(DIRECTIONS FOR THIS TASK): Locate all lines in the data below that hold "upper" and show them.

(RECORD EXCERPTS):
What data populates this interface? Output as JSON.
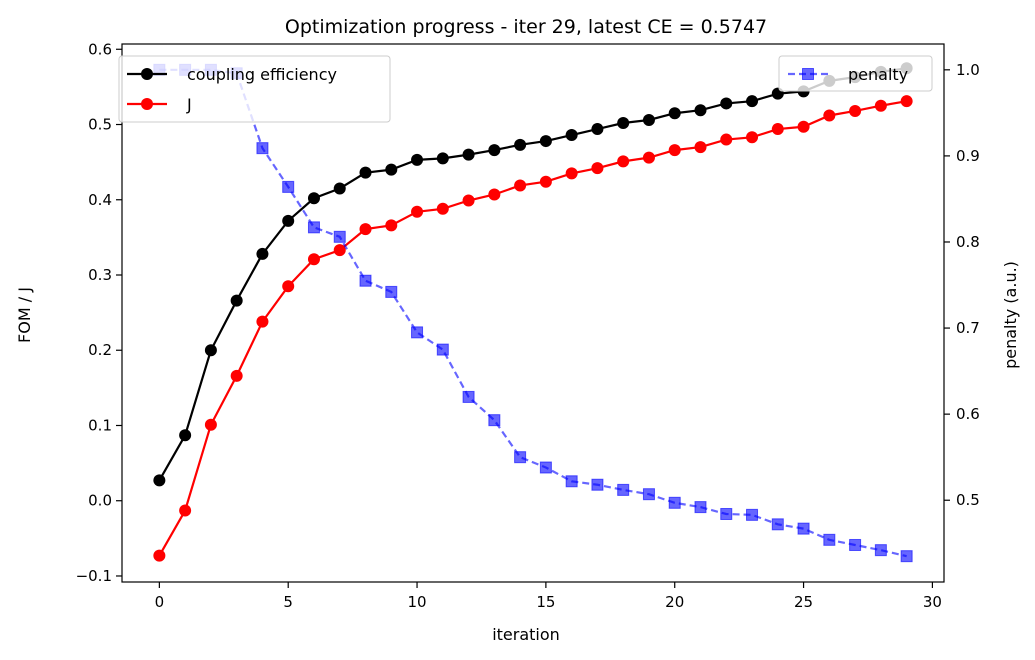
{
  "chart_data": {
    "type": "line",
    "title": "Optimization progress - iter 29, latest CE = 0.5747",
    "xlabel": "iteration",
    "ylabel": "FOM / J",
    "y2label": "penalty (a.u.)",
    "xlim": [
      -1.45,
      30.45
    ],
    "ylim": [
      -0.108,
      0.607
    ],
    "y2lim": [
      0.405,
      1.03
    ],
    "x_ticks": [
      0,
      5,
      10,
      15,
      20,
      25,
      30
    ],
    "y_ticks": [
      -0.1,
      0.0,
      0.1,
      0.2,
      0.3,
      0.4,
      0.5,
      0.6
    ],
    "y_tick_labels": [
      "−0.1",
      "0.0",
      "0.1",
      "0.2",
      "0.3",
      "0.4",
      "0.5",
      "0.6"
    ],
    "y2_ticks": [
      0.5,
      0.6,
      0.7,
      0.8,
      0.9,
      1.0
    ],
    "y2_tick_labels": [
      "0.5",
      "0.6",
      "0.7",
      "0.8",
      "0.9",
      "1.0"
    ],
    "x": [
      0,
      1,
      2,
      3,
      4,
      5,
      6,
      7,
      8,
      9,
      10,
      11,
      12,
      13,
      14,
      15,
      16,
      17,
      18,
      19,
      20,
      21,
      22,
      23,
      24,
      25,
      26,
      27,
      28,
      29
    ],
    "series": [
      {
        "name": "coupling efficiency",
        "axis": "left",
        "color": "#000000",
        "marker": "circle",
        "linestyle": "solid",
        "values": [
          0.027,
          0.087,
          0.2,
          0.266,
          0.328,
          0.372,
          0.402,
          0.415,
          0.436,
          0.44,
          0.453,
          0.455,
          0.46,
          0.466,
          0.473,
          0.478,
          0.486,
          0.494,
          0.502,
          0.506,
          0.515,
          0.519,
          0.528,
          0.531,
          0.541,
          0.544,
          0.558,
          0.563,
          0.57,
          0.5747
        ]
      },
      {
        "name": "J",
        "axis": "left",
        "color": "#ff0000",
        "marker": "circle",
        "linestyle": "solid",
        "values": [
          -0.073,
          -0.013,
          0.101,
          0.166,
          0.238,
          0.285,
          0.321,
          0.333,
          0.361,
          0.366,
          0.384,
          0.388,
          0.399,
          0.407,
          0.419,
          0.424,
          0.435,
          0.442,
          0.451,
          0.456,
          0.466,
          0.47,
          0.48,
          0.483,
          0.494,
          0.497,
          0.512,
          0.518,
          0.525,
          0.531
        ]
      },
      {
        "name": "penalty",
        "axis": "right",
        "color": "#0000ff",
        "marker": "square",
        "linestyle": "dashed",
        "values": [
          1.0,
          1.0,
          1.0,
          0.996,
          0.909,
          0.864,
          0.817,
          0.806,
          0.755,
          0.742,
          0.695,
          0.675,
          0.62,
          0.593,
          0.55,
          0.538,
          0.522,
          0.518,
          0.512,
          0.507,
          0.497,
          0.492,
          0.484,
          0.483,
          0.472,
          0.467,
          0.454,
          0.448,
          0.442,
          0.435
        ]
      }
    ],
    "legend_left": {
      "placement": "upper-left",
      "entries": [
        "coupling efficiency",
        "J"
      ]
    },
    "legend_right": {
      "placement": "upper-right",
      "entries": [
        "penalty"
      ]
    },
    "grid": false
  }
}
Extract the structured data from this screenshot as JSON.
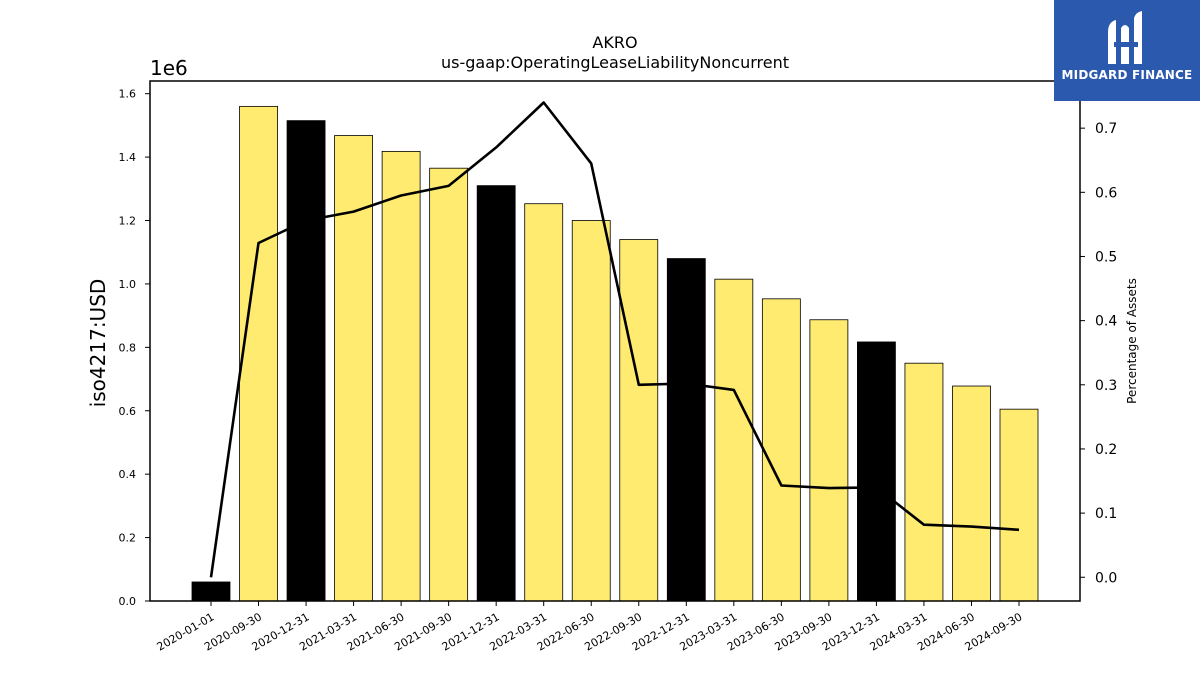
{
  "chart_data": {
    "type": "bar",
    "title": "AKRO",
    "subtitle": "us-gaap:OperatingLeaseLiabilityNoncurrent",
    "ylabel": "iso4217:USD",
    "y2label": "Percentage of Assets",
    "y_offset_label": "1e6",
    "ylim": [
      0,
      1640000
    ],
    "y2lim": [
      -0.037,
      0.7735
    ],
    "yticks": [
      "0.0",
      "0.2",
      "0.4",
      "0.6",
      "0.8",
      "1.0",
      "1.2",
      "1.4",
      "1.6"
    ],
    "y2ticks": [
      "0.0",
      "0.1",
      "0.2",
      "0.3",
      "0.4",
      "0.5",
      "0.6",
      "0.7"
    ],
    "categories": [
      "2020-01-01",
      "2020-09-30",
      "2020-12-31",
      "2021-03-31",
      "2021-06-30",
      "2021-09-30",
      "2021-12-31",
      "2022-03-31",
      "2022-06-30",
      "2022-09-30",
      "2022-12-31",
      "2023-03-31",
      "2023-06-30",
      "2023-09-30",
      "2023-12-31",
      "2024-03-31",
      "2024-06-30",
      "2024-09-30"
    ],
    "series": [
      {
        "type": "bar",
        "axis": "left",
        "values": [
          60000,
          1560000,
          1515000,
          1468000,
          1418000,
          1365000,
          1310000,
          1253000,
          1200000,
          1140000,
          1080000,
          1015000,
          953000,
          887000,
          817000,
          750000,
          678000,
          605000
        ],
        "colors": [
          "#000000",
          "#feeb6f",
          "#000000",
          "#feeb6f",
          "#feeb6f",
          "#feeb6f",
          "#000000",
          "#feeb6f",
          "#feeb6f",
          "#feeb6f",
          "#000000",
          "#feeb6f",
          "#feeb6f",
          "#feeb6f",
          "#000000",
          "#feeb6f",
          "#feeb6f",
          "#feeb6f"
        ]
      },
      {
        "type": "line",
        "axis": "right",
        "color": "#000000",
        "values": [
          0.0,
          0.521,
          0.556,
          0.57,
          0.595,
          0.61,
          0.67,
          0.74,
          0.645,
          0.3,
          0.302,
          0.292,
          0.143,
          0.139,
          0.14,
          0.082,
          0.079,
          0.074
        ]
      }
    ],
    "grid": false,
    "legend": "none"
  },
  "logo": {
    "text": "MIDGARD FINANCE",
    "icon": "midgard-logo-icon",
    "color": "#2b59ad"
  }
}
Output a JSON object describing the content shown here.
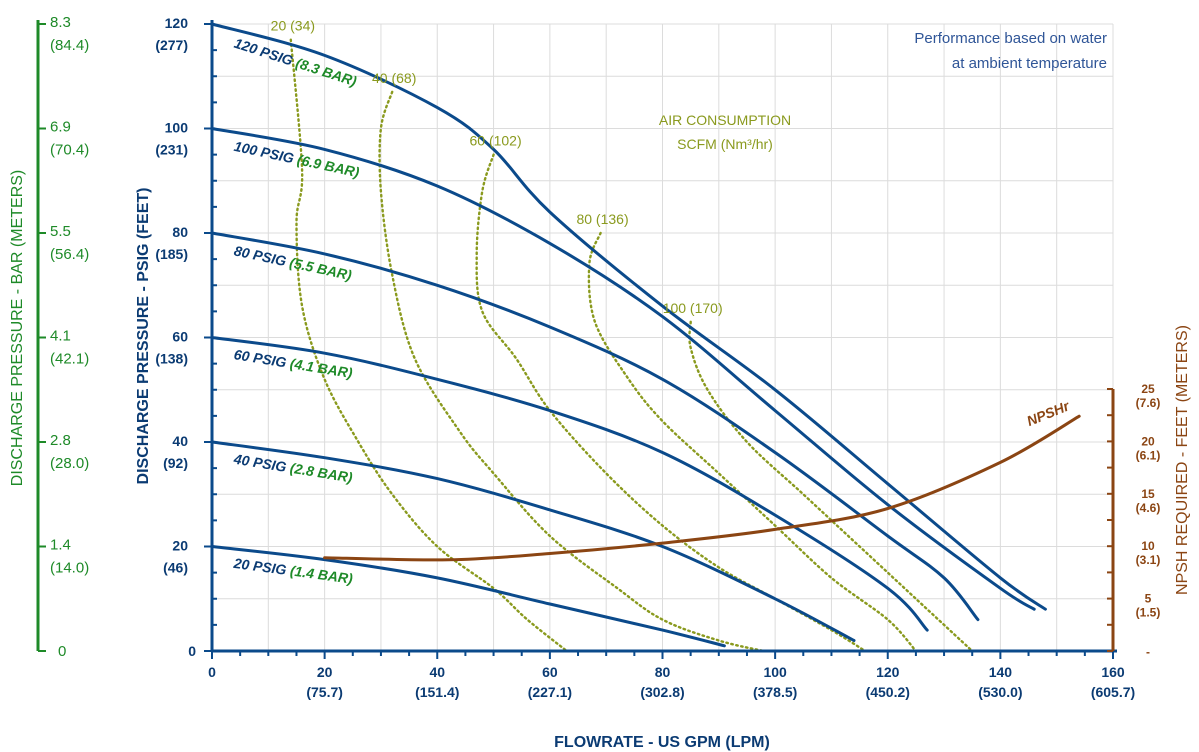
{
  "chart_data": {
    "type": "line",
    "title": "",
    "note": [
      "Performance based on water",
      "at ambient temperature"
    ],
    "xlabel": "FLOWRATE - US GPM (LPM)",
    "ylabel_left": "DISCHARGE PRESSURE  - PSIG (FEET)",
    "ylabel_outer": "DISCHARGE PRESSURE - BAR (METERS)",
    "ylabel_right": "NPSH REQUIRED - FEET (METERS)",
    "xlim": [
      0,
      160
    ],
    "ylim": [
      0,
      120
    ],
    "grid": true,
    "x_ticks": [
      {
        "v": 0,
        "l1": "0",
        "l2": ""
      },
      {
        "v": 20,
        "l1": "20",
        "l2": "(75.7)"
      },
      {
        "v": 40,
        "l1": "40",
        "l2": "(151.4)"
      },
      {
        "v": 60,
        "l1": "60",
        "l2": "(227.1)"
      },
      {
        "v": 80,
        "l1": "80",
        "l2": "(302.8)"
      },
      {
        "v": 100,
        "l1": "100",
        "l2": "(378.5)"
      },
      {
        "v": 120,
        "l1": "120",
        "l2": "(450.2)"
      },
      {
        "v": 140,
        "l1": "140",
        "l2": "(530.0)"
      },
      {
        "v": 160,
        "l1": "160",
        "l2": "(605.7)"
      }
    ],
    "y_ticks": [
      {
        "v": 0,
        "l1": "0",
        "l2": ""
      },
      {
        "v": 20,
        "l1": "20",
        "l2": "(46)"
      },
      {
        "v": 40,
        "l1": "40",
        "l2": "(92)"
      },
      {
        "v": 60,
        "l1": "60",
        "l2": "(138)"
      },
      {
        "v": 80,
        "l1": "80",
        "l2": "(185)"
      },
      {
        "v": 100,
        "l1": "100",
        "l2": "(231)"
      },
      {
        "v": 120,
        "l1": "120",
        "l2": "(277)"
      }
    ],
    "bar_ticks": [
      {
        "v": 0,
        "l1": "0",
        "l2": ""
      },
      {
        "v": 20,
        "l1": "1.4",
        "l2": "(14.0)"
      },
      {
        "v": 40,
        "l1": "2.8",
        "l2": "(28.0)"
      },
      {
        "v": 60,
        "l1": "4.1",
        "l2": "(42.1)"
      },
      {
        "v": 80,
        "l1": "5.5",
        "l2": "(56.4)"
      },
      {
        "v": 100,
        "l1": "6.9",
        "l2": "(70.4)"
      },
      {
        "v": 120,
        "l1": "8.3",
        "l2": "(84.4)"
      }
    ],
    "npsh_ticks": [
      {
        "v": 0,
        "l1": "-",
        "l2": ""
      },
      {
        "v": 5,
        "l1": "5",
        "l2": "(1.5)"
      },
      {
        "v": 10,
        "l1": "10",
        "l2": "(3.1)"
      },
      {
        "v": 15,
        "l1": "15",
        "l2": "(4.6)"
      },
      {
        "v": 20,
        "l1": "20",
        "l2": "(6.1)"
      },
      {
        "v": 25,
        "l1": "25",
        "l2": "(7.6)"
      }
    ],
    "npsh_ylim": [
      0,
      25
    ],
    "series": [
      {
        "name": "120 PSIG",
        "name2": "(8.3 BAR)",
        "color": "#0b4a8b",
        "points": [
          [
            0,
            120
          ],
          [
            20,
            114
          ],
          [
            40,
            104
          ],
          [
            50,
            96
          ],
          [
            60,
            84
          ],
          [
            80,
            66
          ],
          [
            100,
            50
          ],
          [
            120,
            32
          ],
          [
            140,
            14
          ],
          [
            148,
            8
          ]
        ]
      },
      {
        "name": "100 PSIG",
        "name2": "(6.9 BAR)",
        "color": "#0b4a8b",
        "points": [
          [
            0,
            100
          ],
          [
            20,
            96
          ],
          [
            40,
            89
          ],
          [
            60,
            78
          ],
          [
            80,
            64
          ],
          [
            100,
            46
          ],
          [
            120,
            28
          ],
          [
            140,
            12
          ],
          [
            146,
            8
          ]
        ]
      },
      {
        "name": "80 PSIG",
        "name2": "(5.5 BAR)",
        "color": "#0b4a8b",
        "points": [
          [
            0,
            80
          ],
          [
            20,
            76
          ],
          [
            40,
            70
          ],
          [
            60,
            62
          ],
          [
            80,
            52
          ],
          [
            100,
            38
          ],
          [
            120,
            22
          ],
          [
            130,
            14
          ],
          [
            136,
            6
          ]
        ]
      },
      {
        "name": "60 PSIG",
        "name2": "(4.1 BAR)",
        "color": "#0b4a8b",
        "points": [
          [
            0,
            60
          ],
          [
            20,
            57
          ],
          [
            40,
            52
          ],
          [
            60,
            46
          ],
          [
            80,
            38
          ],
          [
            100,
            26
          ],
          [
            120,
            12
          ],
          [
            127,
            4
          ]
        ]
      },
      {
        "name": "40 PSIG",
        "name2": "(2.8 BAR)",
        "color": "#0b4a8b",
        "points": [
          [
            0,
            40
          ],
          [
            20,
            37
          ],
          [
            40,
            33
          ],
          [
            60,
            27
          ],
          [
            80,
            20
          ],
          [
            100,
            10
          ],
          [
            114,
            2
          ]
        ]
      },
      {
        "name": "20 PSIG",
        "name2": "(1.4 BAR)",
        "color": "#0b4a8b",
        "points": [
          [
            0,
            20
          ],
          [
            20,
            17.5
          ],
          [
            40,
            14
          ],
          [
            60,
            9
          ],
          [
            80,
            4
          ],
          [
            91,
            1
          ]
        ]
      },
      {
        "name": "NPSHr",
        "name2": "",
        "color": "#8b4513",
        "axis": "npsh",
        "points": [
          [
            20,
            8.9
          ],
          [
            42,
            8.7
          ],
          [
            60,
            9.3
          ],
          [
            80,
            10.3
          ],
          [
            100,
            11.6
          ],
          [
            120,
            13.6
          ],
          [
            140,
            18
          ],
          [
            154,
            22.4
          ]
        ]
      }
    ],
    "air_lines": [
      {
        "label": "20 (34)",
        "points": [
          [
            14,
            117
          ],
          [
            16,
            92
          ],
          [
            15,
            82
          ],
          [
            16,
            66
          ],
          [
            20,
            52
          ],
          [
            26,
            40
          ],
          [
            32,
            30
          ],
          [
            40,
            20
          ],
          [
            50,
            12
          ],
          [
            56,
            6
          ],
          [
            63,
            0
          ]
        ]
      },
      {
        "label": "40 (68)",
        "points": [
          [
            32,
            107
          ],
          [
            30,
            100
          ],
          [
            30,
            88
          ],
          [
            32,
            72
          ],
          [
            36,
            56
          ],
          [
            44,
            42
          ],
          [
            50,
            34
          ],
          [
            60,
            22
          ],
          [
            72,
            12
          ],
          [
            80,
            6
          ],
          [
            90,
            2
          ],
          [
            98,
            0
          ]
        ]
      },
      {
        "label": "60 (102)",
        "points": [
          [
            50,
            95
          ],
          [
            48,
            88
          ],
          [
            47,
            76
          ],
          [
            48,
            65
          ],
          [
            54,
            56
          ],
          [
            60,
            46
          ],
          [
            70,
            34
          ],
          [
            80,
            24
          ],
          [
            90,
            16
          ],
          [
            100,
            10
          ],
          [
            110,
            4
          ],
          [
            116,
            0
          ]
        ]
      },
      {
        "label": "80 (136)",
        "points": [
          [
            69,
            80
          ],
          [
            67,
            74
          ],
          [
            68,
            63
          ],
          [
            74,
            52
          ],
          [
            80,
            44
          ],
          [
            90,
            34
          ],
          [
            100,
            24
          ],
          [
            110,
            14
          ],
          [
            120,
            6
          ],
          [
            125,
            0
          ]
        ]
      },
      {
        "label": "100 (170)",
        "points": [
          [
            85,
            63
          ],
          [
            85,
            58
          ],
          [
            88,
            50
          ],
          [
            95,
            40
          ],
          [
            105,
            30
          ],
          [
            115,
            20
          ],
          [
            125,
            10
          ],
          [
            135,
            0
          ]
        ]
      }
    ],
    "air_title": [
      "AIR CONSUMPTION",
      "SCFM (Nm³/hr)"
    ]
  }
}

(SOLUTION FOR THIS TASK):
      "placement": "upper-left",
      "placement": "upper-right",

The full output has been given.